**WHAT IS EXPECTED:** Beginning at the line containing "Transcribe this image's" and continuing to the end of the records below, give each line again exactly as it stands, and only those lines.

■ ■ ■ ■ ■ ■ ■

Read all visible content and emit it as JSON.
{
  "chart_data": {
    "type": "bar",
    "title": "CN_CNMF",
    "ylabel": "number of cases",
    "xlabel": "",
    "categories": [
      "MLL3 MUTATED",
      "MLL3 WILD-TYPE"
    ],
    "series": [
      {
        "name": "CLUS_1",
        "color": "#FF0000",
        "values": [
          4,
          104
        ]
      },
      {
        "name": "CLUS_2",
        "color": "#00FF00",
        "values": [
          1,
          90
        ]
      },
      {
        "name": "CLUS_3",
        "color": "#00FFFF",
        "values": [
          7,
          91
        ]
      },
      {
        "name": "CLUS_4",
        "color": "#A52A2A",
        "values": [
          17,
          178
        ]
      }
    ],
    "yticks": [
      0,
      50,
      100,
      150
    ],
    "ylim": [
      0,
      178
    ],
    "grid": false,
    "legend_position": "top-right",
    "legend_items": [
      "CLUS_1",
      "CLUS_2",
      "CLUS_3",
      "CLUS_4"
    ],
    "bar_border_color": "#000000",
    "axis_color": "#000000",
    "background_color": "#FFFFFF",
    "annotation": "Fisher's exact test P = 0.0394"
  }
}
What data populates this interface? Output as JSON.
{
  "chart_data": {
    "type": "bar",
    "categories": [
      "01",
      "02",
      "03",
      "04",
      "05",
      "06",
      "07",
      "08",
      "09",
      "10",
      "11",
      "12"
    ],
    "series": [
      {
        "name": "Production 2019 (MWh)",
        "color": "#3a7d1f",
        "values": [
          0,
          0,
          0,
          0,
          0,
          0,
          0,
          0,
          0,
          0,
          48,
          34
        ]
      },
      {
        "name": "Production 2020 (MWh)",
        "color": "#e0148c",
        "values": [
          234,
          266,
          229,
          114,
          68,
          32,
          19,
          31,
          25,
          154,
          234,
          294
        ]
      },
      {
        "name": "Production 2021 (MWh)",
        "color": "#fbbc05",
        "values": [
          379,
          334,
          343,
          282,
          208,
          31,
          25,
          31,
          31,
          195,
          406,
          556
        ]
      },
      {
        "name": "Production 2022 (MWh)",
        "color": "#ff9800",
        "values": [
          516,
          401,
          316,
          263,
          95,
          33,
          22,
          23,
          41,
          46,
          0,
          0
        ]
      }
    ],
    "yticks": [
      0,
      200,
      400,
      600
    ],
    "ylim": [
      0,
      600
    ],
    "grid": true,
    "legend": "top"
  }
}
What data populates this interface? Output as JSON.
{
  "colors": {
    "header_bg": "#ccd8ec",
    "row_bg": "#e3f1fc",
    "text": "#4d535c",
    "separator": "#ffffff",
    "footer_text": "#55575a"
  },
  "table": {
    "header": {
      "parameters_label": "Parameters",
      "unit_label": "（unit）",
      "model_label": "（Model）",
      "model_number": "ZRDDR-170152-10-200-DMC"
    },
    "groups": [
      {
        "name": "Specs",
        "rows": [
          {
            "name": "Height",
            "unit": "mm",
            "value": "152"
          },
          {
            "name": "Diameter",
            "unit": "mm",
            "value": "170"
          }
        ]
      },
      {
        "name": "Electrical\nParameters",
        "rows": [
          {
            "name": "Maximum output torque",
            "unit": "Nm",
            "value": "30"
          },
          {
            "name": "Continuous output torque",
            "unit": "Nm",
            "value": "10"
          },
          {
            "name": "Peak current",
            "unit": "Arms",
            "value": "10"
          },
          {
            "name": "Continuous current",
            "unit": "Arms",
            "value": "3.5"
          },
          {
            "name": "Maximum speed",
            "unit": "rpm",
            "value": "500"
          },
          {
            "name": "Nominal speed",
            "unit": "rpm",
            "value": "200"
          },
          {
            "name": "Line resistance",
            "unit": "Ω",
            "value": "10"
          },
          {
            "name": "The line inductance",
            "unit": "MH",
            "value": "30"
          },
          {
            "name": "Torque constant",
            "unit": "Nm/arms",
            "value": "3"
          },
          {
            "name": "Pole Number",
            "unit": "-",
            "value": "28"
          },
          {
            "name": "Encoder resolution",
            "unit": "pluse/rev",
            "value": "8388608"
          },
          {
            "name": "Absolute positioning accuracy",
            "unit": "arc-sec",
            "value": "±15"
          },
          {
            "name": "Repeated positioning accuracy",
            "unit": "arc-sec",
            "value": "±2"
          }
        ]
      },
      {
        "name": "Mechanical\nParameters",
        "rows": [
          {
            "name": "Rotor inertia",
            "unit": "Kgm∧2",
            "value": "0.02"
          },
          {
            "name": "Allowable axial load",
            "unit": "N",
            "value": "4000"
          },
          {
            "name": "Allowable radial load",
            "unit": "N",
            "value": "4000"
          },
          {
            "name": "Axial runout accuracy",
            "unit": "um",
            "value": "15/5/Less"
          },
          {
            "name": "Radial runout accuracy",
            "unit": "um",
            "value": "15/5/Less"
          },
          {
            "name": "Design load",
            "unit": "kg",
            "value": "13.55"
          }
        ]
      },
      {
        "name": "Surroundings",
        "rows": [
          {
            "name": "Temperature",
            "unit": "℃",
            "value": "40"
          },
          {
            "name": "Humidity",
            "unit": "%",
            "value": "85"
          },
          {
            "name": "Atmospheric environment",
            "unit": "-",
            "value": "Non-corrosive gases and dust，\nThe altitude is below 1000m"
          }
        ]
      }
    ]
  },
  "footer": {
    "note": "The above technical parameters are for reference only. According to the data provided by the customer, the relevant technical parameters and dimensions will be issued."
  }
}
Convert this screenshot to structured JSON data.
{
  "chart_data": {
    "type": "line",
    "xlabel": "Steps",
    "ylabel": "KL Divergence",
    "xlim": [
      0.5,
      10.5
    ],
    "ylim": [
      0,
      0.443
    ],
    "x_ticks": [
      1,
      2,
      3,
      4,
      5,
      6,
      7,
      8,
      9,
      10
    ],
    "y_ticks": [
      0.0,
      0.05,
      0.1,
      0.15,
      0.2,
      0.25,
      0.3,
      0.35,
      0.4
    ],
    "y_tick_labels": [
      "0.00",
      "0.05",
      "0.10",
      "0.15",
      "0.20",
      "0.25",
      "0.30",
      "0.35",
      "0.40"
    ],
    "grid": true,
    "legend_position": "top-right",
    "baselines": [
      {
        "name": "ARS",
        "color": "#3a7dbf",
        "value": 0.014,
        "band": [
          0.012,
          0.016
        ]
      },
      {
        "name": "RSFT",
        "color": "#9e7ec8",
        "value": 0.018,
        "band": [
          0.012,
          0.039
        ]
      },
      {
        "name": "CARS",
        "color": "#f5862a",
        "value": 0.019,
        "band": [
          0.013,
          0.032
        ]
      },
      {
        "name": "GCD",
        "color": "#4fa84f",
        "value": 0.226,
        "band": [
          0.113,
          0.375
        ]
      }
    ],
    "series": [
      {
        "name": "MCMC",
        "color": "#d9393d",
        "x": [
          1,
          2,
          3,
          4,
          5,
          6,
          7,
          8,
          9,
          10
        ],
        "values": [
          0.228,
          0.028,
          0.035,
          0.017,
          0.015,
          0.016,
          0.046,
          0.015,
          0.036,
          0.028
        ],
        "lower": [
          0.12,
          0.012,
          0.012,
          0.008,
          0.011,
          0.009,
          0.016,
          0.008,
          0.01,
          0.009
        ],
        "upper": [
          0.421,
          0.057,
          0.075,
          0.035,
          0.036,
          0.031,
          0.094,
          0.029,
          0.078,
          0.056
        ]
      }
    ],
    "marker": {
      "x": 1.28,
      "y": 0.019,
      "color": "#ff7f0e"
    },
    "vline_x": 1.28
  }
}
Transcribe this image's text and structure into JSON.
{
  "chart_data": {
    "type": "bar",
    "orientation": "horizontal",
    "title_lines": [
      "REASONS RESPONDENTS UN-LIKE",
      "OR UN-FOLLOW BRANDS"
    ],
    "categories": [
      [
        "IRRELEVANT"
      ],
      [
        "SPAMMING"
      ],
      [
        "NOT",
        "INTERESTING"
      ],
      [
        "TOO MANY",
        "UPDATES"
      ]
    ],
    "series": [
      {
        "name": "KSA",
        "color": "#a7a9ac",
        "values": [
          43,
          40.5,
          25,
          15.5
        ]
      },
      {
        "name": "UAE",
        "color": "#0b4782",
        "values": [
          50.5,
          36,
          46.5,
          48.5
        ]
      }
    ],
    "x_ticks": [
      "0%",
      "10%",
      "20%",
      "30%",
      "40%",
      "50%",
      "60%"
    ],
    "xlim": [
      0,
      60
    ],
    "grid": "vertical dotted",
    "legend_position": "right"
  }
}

■ ■ ■ ■ ■ ■ ■

**OUTPUT FOR THIS TASK:**
Transcribe this image's text and structure into JSON.
{
  "chart_data": {
    "type": "bar",
    "orientation": "horizontal",
    "title_lines": [
      "REASONS RESPONDENTS UN-LIKE",
      "OR UN-FOLLOW BRANDS"
    ],
    "categories": [
      [
        "IRRELEVANT"
      ],
      [
        "SPAMMING"
      ],
      [
        "NOT",
        "INTERESTING"
      ],
      [
        "TOO MANY",
        "UPDATES"
      ]
    ],
    "series": [
      {
        "name": "KSA",
        "color": "#a7a9ac",
        "values": [
          43,
          40.5,
          25,
          15.5
        ]
      },
      {
        "name": "UAE",
        "color": "#0b4782",
        "values": [
          50.5,
          36,
          46.5,
          48.5
        ]
      }
    ],
    "x_ticks": [
      "0%",
      "10%",
      "20%",
      "30%",
      "40%",
      "50%",
      "60%"
    ],
    "xlim": [
      0,
      60
    ],
    "grid": "vertical dotted",
    "legend_position": "right"
  }
}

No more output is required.